EXERCISE PROMPT. Repeat the listing lines word for word, starting at the line containing "FancyBboxPatch shape — [66, 585, 1170, 675]" and ending at the line containing "Text: United States: United", with both of those lines included.
— Begin —
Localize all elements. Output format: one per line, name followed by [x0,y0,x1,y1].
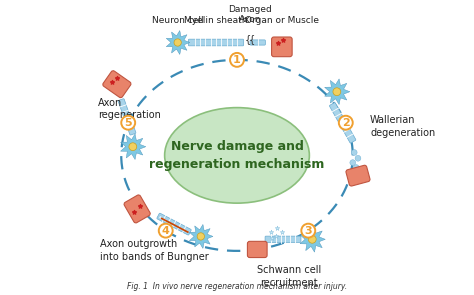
Circle shape [339,116,353,130]
Text: Wallerian
degeneration: Wallerian degeneration [370,115,436,138]
Circle shape [350,160,356,165]
Point [273,225,281,230]
Text: Neuron cell: Neuron cell [152,16,203,25]
Text: Fig. 1  In vivo nerve regeneration mechanism after injury.: Fig. 1 In vivo nerve regeneration mechan… [127,282,347,291]
Polygon shape [300,227,325,252]
Text: Schwann cell
recruitment: Schwann cell recruitment [257,266,321,288]
Point [113,76,121,80]
FancyBboxPatch shape [188,39,244,46]
Circle shape [355,155,361,161]
Ellipse shape [164,108,310,203]
Point [108,79,116,84]
Circle shape [121,116,135,130]
Point [170,223,177,228]
Text: 5: 5 [124,118,132,128]
Circle shape [159,224,173,237]
Text: {: { [244,34,250,44]
Point [278,230,286,235]
Point [267,230,275,235]
Text: 2: 2 [342,118,350,128]
Polygon shape [166,30,190,55]
Circle shape [197,233,204,240]
Point [161,217,168,222]
Point [268,235,275,240]
FancyBboxPatch shape [329,103,356,143]
FancyBboxPatch shape [157,213,191,235]
Point [279,38,286,42]
Point [130,209,138,214]
FancyBboxPatch shape [247,241,267,258]
Circle shape [129,143,137,151]
FancyBboxPatch shape [124,195,150,223]
Text: Damaged
Axon: Damaged Axon [228,5,272,24]
Text: Axon
regeneration: Axon regeneration [98,98,161,120]
Point [165,220,173,225]
Text: Nerve damage and
regeneration mechanism: Nerve damage and regeneration mechanism [149,140,325,171]
FancyBboxPatch shape [250,40,265,45]
Polygon shape [325,79,350,104]
Circle shape [230,53,244,67]
Circle shape [333,88,341,96]
Text: Myelin sheath: Myelin sheath [183,16,247,25]
Circle shape [351,150,357,155]
Text: 3: 3 [304,226,312,236]
Circle shape [353,165,359,171]
Polygon shape [190,224,213,248]
FancyBboxPatch shape [265,236,301,242]
Polygon shape [120,134,146,160]
Circle shape [174,39,182,46]
Point [156,214,164,219]
Text: {: { [248,34,255,44]
FancyBboxPatch shape [118,99,136,135]
Circle shape [309,235,316,243]
Point [273,40,281,45]
Circle shape [301,224,315,237]
Text: 1: 1 [233,55,241,65]
Point [272,234,280,239]
FancyBboxPatch shape [346,165,370,186]
Text: 4: 4 [162,226,170,236]
Text: Organ or Muscle: Organ or Muscle [245,16,319,25]
FancyBboxPatch shape [272,37,292,57]
FancyBboxPatch shape [103,71,131,98]
Point [136,204,144,208]
Text: Axon outgrowth
into bands of Bungner: Axon outgrowth into bands of Bungner [100,239,208,262]
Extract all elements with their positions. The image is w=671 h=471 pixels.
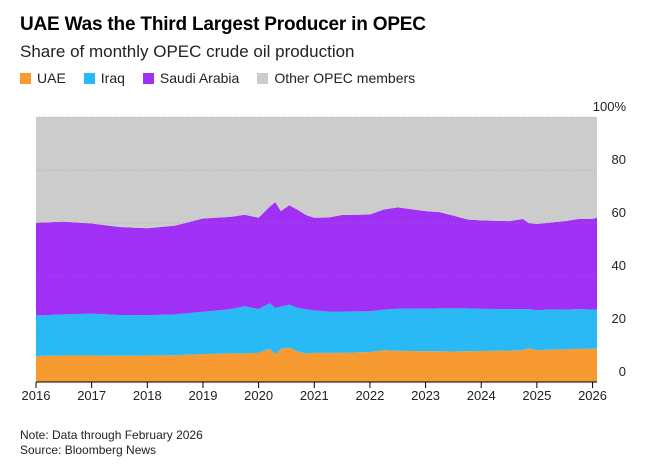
x-tick-label: 2016 — [22, 388, 51, 403]
legend-label-iraq: Iraq — [100, 70, 125, 86]
legend-label-uae: UAE — [37, 70, 66, 86]
note-text: Note: Data through February 2026 — [20, 428, 203, 442]
area-series-uae — [36, 347, 597, 382]
y-tick-label: 20 — [612, 311, 626, 326]
x-tick-label: 2019 — [189, 388, 218, 403]
legend-item-uae: UAE — [20, 70, 66, 86]
legend-label-other-opec: Other OPEC members — [274, 70, 416, 86]
legend: UAE Iraq Saudi Arabia Other OPEC members — [20, 70, 415, 86]
legend-item-other-opec: Other OPEC members — [257, 70, 415, 86]
y-tick-label: 100% — [593, 99, 627, 114]
area-series-saudi-arabia — [36, 202, 597, 316]
legend-swatch-iraq — [83, 72, 95, 84]
y-tick-label: 80 — [612, 152, 626, 167]
x-tick-label: 2026 — [578, 388, 607, 403]
chart-title: UAE Was the Third Largest Producer in OP… — [20, 14, 426, 35]
x-tick-label: 2022 — [355, 388, 384, 403]
y-tick-label: 60 — [612, 205, 626, 220]
y-tick-label: 40 — [612, 258, 626, 273]
source-text: Source: Bloomberg News — [20, 443, 157, 457]
gridlines — [36, 116, 597, 383]
x-tick-label: 2025 — [522, 388, 551, 403]
legend-swatch-saudi-arabia — [142, 72, 154, 84]
area-series-other-opec-members — [36, 117, 597, 229]
x-tick-label: 2024 — [467, 388, 496, 403]
x-axis: 2016 2017 2018 2019 2020 2021 2022 2023 2024 2025… — [22, 382, 607, 403]
legend-item-iraq: Iraq — [83, 70, 125, 86]
legend-swatch-other-opec — [257, 72, 269, 84]
area-series-iraq — [36, 303, 597, 357]
footnote: Note: Data through February 2026 Source:… — [20, 428, 203, 458]
x-tick-label: 2021 — [300, 388, 329, 403]
x-tick-label: 2023 — [411, 388, 440, 403]
legend-swatch-uae — [20, 72, 31, 84]
x-tick-label: 2017 — [77, 388, 106, 403]
area-layers — [36, 117, 597, 382]
y-tick-label: 0 — [619, 364, 626, 379]
legend-item-saudi-arabia: Saudi Arabia — [142, 70, 240, 86]
x-tick-label: 2018 — [133, 388, 162, 403]
y-axis: 0 20 40 60 80 100% — [593, 99, 627, 379]
x-tick-label: 2020 — [244, 388, 273, 403]
chart-subtitle: Share of monthly OPEC crude oil producti… — [20, 42, 355, 61]
legend-label-saudi-arabia: Saudi Arabia — [159, 70, 240, 86]
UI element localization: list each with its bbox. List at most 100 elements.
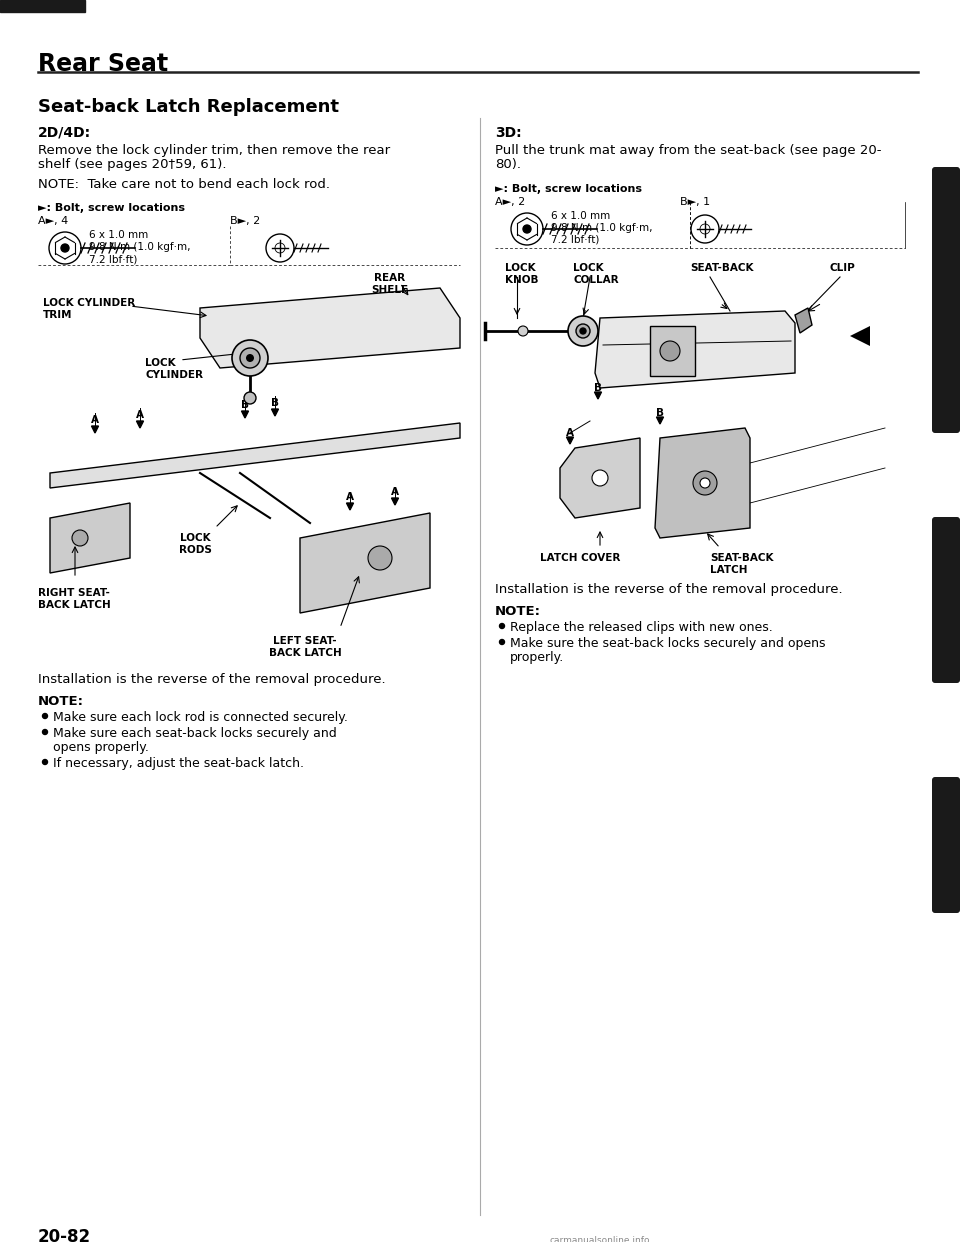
Circle shape xyxy=(42,713,47,719)
Text: 7.2 lbf·ft): 7.2 lbf·ft) xyxy=(551,235,599,245)
Text: LOCK
CYLINDER: LOCK CYLINDER xyxy=(145,358,203,380)
Circle shape xyxy=(700,478,710,488)
Text: SEAT-BACK
LATCH: SEAT-BACK LATCH xyxy=(710,553,774,575)
Bar xyxy=(0,0,85,12)
Circle shape xyxy=(240,348,260,368)
Circle shape xyxy=(42,729,47,734)
Polygon shape xyxy=(850,325,870,347)
Text: NOTE:: NOTE: xyxy=(38,696,84,708)
Text: B: B xyxy=(241,400,249,410)
Text: Rear Seat: Rear Seat xyxy=(38,52,168,76)
Polygon shape xyxy=(560,438,640,518)
Text: carmanualsonline.info: carmanualsonline.info xyxy=(550,1236,650,1242)
Text: 3D:: 3D: xyxy=(495,125,521,140)
Text: Installation is the reverse of the removal procedure.: Installation is the reverse of the remov… xyxy=(38,673,386,686)
Text: Replace the released clips with new ones.: Replace the released clips with new ones… xyxy=(510,621,773,633)
Polygon shape xyxy=(300,513,430,614)
Text: REAR
SHELF: REAR SHELF xyxy=(372,273,409,294)
Polygon shape xyxy=(594,392,602,399)
Text: properly.: properly. xyxy=(510,651,564,664)
Text: LATCH COVER: LATCH COVER xyxy=(540,553,620,563)
Text: Pull the trunk mat away from the seat-back (see page 20-: Pull the trunk mat away from the seat-ba… xyxy=(495,144,881,156)
Polygon shape xyxy=(136,421,143,428)
Text: shelf (see pages 20†59, 61).: shelf (see pages 20†59, 61). xyxy=(38,158,227,171)
Text: NOTE:  Take care not to bend each lock rod.: NOTE: Take care not to bend each lock ro… xyxy=(38,178,330,191)
Text: B►, 1: B►, 1 xyxy=(680,197,710,207)
Text: LOCK CYLINDER
TRIM: LOCK CYLINDER TRIM xyxy=(43,298,135,319)
Text: CLIP: CLIP xyxy=(830,263,855,273)
Text: B: B xyxy=(656,409,664,419)
Text: A: A xyxy=(391,487,399,497)
Polygon shape xyxy=(50,424,460,488)
Polygon shape xyxy=(595,310,795,388)
Polygon shape xyxy=(50,503,130,573)
Text: B►, 2: B►, 2 xyxy=(230,216,260,226)
FancyBboxPatch shape xyxy=(932,777,960,913)
Text: 2D/4D:: 2D/4D: xyxy=(38,125,91,140)
Circle shape xyxy=(511,212,543,245)
Text: 9.8 N·m (1.0 kgf·m,: 9.8 N·m (1.0 kgf·m, xyxy=(89,242,190,252)
Text: SEAT-BACK: SEAT-BACK xyxy=(690,263,754,273)
Text: 9.8 N·m (1.0 kgf·m,: 9.8 N·m (1.0 kgf·m, xyxy=(551,224,653,233)
Circle shape xyxy=(244,392,256,404)
Polygon shape xyxy=(657,417,663,424)
Circle shape xyxy=(246,354,254,361)
Text: LOCK
COLLAR: LOCK COLLAR xyxy=(573,263,618,284)
Circle shape xyxy=(576,324,590,338)
Polygon shape xyxy=(242,411,249,419)
Polygon shape xyxy=(566,437,573,443)
Text: A: A xyxy=(566,428,574,438)
Text: Make sure each seat-back locks securely and: Make sure each seat-back locks securely … xyxy=(53,727,337,740)
Circle shape xyxy=(592,469,608,486)
Circle shape xyxy=(518,325,528,337)
Circle shape xyxy=(580,328,586,334)
Text: ►: Bolt, screw locations: ►: Bolt, screw locations xyxy=(495,184,642,194)
Polygon shape xyxy=(347,503,353,510)
Circle shape xyxy=(42,760,47,765)
Text: B: B xyxy=(271,397,279,409)
Polygon shape xyxy=(655,428,750,538)
Circle shape xyxy=(693,471,717,496)
Bar xyxy=(650,325,695,376)
Circle shape xyxy=(61,243,69,252)
Circle shape xyxy=(568,315,598,347)
Text: 80).: 80). xyxy=(495,158,521,171)
Text: ►: Bolt, screw locations: ►: Bolt, screw locations xyxy=(38,202,185,212)
Text: A►, 4: A►, 4 xyxy=(38,216,68,226)
FancyBboxPatch shape xyxy=(932,517,960,683)
Text: 6 x 1.0 mm: 6 x 1.0 mm xyxy=(551,211,611,221)
FancyBboxPatch shape xyxy=(932,166,960,433)
Text: 6 x 1.0 mm: 6 x 1.0 mm xyxy=(89,230,148,240)
Text: A►, 2: A►, 2 xyxy=(495,197,525,207)
Text: Seat-back Latch Replacement: Seat-back Latch Replacement xyxy=(38,98,339,116)
Text: RIGHT SEAT-
BACK LATCH: RIGHT SEAT- BACK LATCH xyxy=(38,587,110,610)
Text: If necessary, adjust the seat-back latch.: If necessary, adjust the seat-back latch… xyxy=(53,758,304,770)
Text: A: A xyxy=(346,492,354,502)
Text: Remove the lock cylinder trim, then remove the rear: Remove the lock cylinder trim, then remo… xyxy=(38,144,390,156)
Circle shape xyxy=(49,232,81,265)
Circle shape xyxy=(691,215,719,243)
Polygon shape xyxy=(91,426,99,433)
Text: Installation is the reverse of the removal procedure.: Installation is the reverse of the remov… xyxy=(495,582,843,596)
Text: NOTE:: NOTE: xyxy=(495,605,541,619)
Text: opens properly.: opens properly. xyxy=(53,741,149,754)
Circle shape xyxy=(523,225,531,233)
Text: A: A xyxy=(136,410,144,420)
Polygon shape xyxy=(200,288,460,368)
Text: LOCK
RODS: LOCK RODS xyxy=(179,533,211,555)
Text: 20-82: 20-82 xyxy=(38,1228,91,1242)
Text: LEFT SEAT-
BACK LATCH: LEFT SEAT- BACK LATCH xyxy=(269,636,342,657)
Text: 7.2 lbf·ft): 7.2 lbf·ft) xyxy=(89,255,137,265)
Circle shape xyxy=(368,546,392,570)
Text: A: A xyxy=(91,415,99,425)
Text: B: B xyxy=(594,383,602,392)
Polygon shape xyxy=(392,498,398,505)
Circle shape xyxy=(72,530,88,546)
Text: Make sure the seat-back locks securely and opens: Make sure the seat-back locks securely a… xyxy=(510,637,826,650)
Circle shape xyxy=(660,342,680,361)
Text: Make sure each lock rod is connected securely.: Make sure each lock rod is connected sec… xyxy=(53,710,348,724)
Text: LOCK
KNOB: LOCK KNOB xyxy=(505,263,539,284)
Circle shape xyxy=(499,623,505,628)
Circle shape xyxy=(266,233,294,262)
Circle shape xyxy=(232,340,268,376)
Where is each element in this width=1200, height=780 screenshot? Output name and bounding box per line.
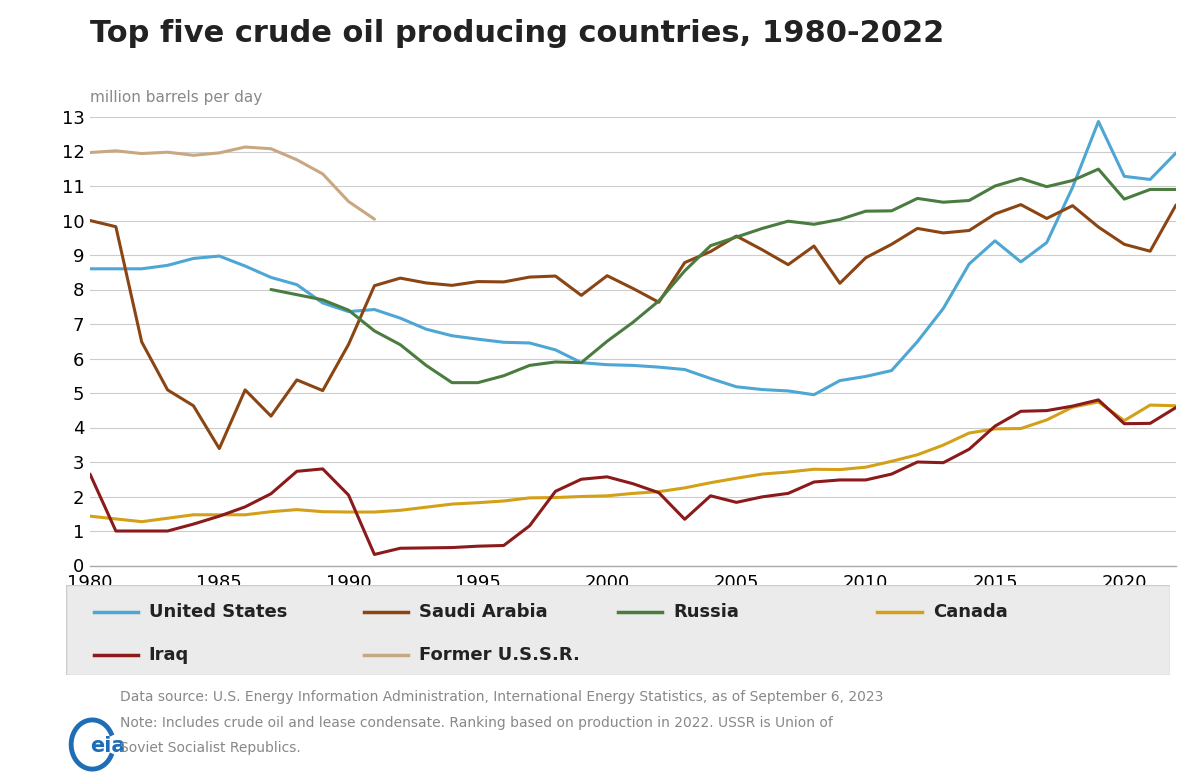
FancyBboxPatch shape — [66, 585, 1170, 675]
Text: eia: eia — [90, 736, 126, 756]
Text: Data source: U.S. Energy Information Administration, International Energy Statis: Data source: U.S. Energy Information Adm… — [120, 690, 883, 704]
Text: United States: United States — [149, 603, 287, 621]
Text: Canada: Canada — [932, 603, 1007, 621]
Text: Russia: Russia — [673, 603, 739, 621]
Text: Soviet Socialist Republics.: Soviet Socialist Republics. — [120, 741, 301, 755]
Text: Saudi Arabia: Saudi Arabia — [419, 603, 548, 621]
Text: Note: Includes crude oil and lease condensate. Ranking based on production in 20: Note: Includes crude oil and lease conde… — [120, 716, 833, 730]
Text: Iraq: Iraq — [149, 646, 190, 664]
Text: Former U.S.S.R.: Former U.S.S.R. — [419, 646, 580, 664]
Text: Top five crude oil producing countries, 1980-2022: Top five crude oil producing countries, … — [90, 20, 944, 48]
Text: million barrels per day: million barrels per day — [90, 90, 263, 105]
— End —
EXERCISE RESULT.
FancyBboxPatch shape — [66, 585, 1170, 675]
Text: eia: eia — [90, 736, 126, 756]
Text: Data source: U.S. Energy Information Administration, International Energy Statis: Data source: U.S. Energy Information Adm… — [120, 690, 883, 704]
Text: United States: United States — [149, 603, 287, 621]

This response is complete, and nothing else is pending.